| EXERCISE DIRECTIONS |
Collect every line of the records below that contains the word "this".

══ DATA LISTING

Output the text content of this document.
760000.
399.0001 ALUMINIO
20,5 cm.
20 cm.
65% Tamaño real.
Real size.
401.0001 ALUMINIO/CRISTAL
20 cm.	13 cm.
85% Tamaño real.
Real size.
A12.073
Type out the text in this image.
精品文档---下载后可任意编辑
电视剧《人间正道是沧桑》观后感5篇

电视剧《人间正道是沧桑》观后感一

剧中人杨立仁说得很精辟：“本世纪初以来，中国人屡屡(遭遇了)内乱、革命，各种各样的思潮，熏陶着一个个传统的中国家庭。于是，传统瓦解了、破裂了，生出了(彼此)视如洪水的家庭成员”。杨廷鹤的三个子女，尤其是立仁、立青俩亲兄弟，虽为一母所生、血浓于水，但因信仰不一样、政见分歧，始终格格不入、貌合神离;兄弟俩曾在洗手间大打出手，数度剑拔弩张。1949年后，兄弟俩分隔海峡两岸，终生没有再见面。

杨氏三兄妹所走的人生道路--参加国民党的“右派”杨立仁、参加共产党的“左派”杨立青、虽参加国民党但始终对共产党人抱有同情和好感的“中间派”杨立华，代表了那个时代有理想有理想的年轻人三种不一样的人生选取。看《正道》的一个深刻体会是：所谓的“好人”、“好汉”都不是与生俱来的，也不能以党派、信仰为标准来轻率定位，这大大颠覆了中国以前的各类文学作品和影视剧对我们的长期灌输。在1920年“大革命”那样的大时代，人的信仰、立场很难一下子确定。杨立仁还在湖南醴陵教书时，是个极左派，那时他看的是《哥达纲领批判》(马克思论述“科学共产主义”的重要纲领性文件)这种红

════

| EXERCISE ANSWER |
Output the text content of this document.
Type out the text in this image.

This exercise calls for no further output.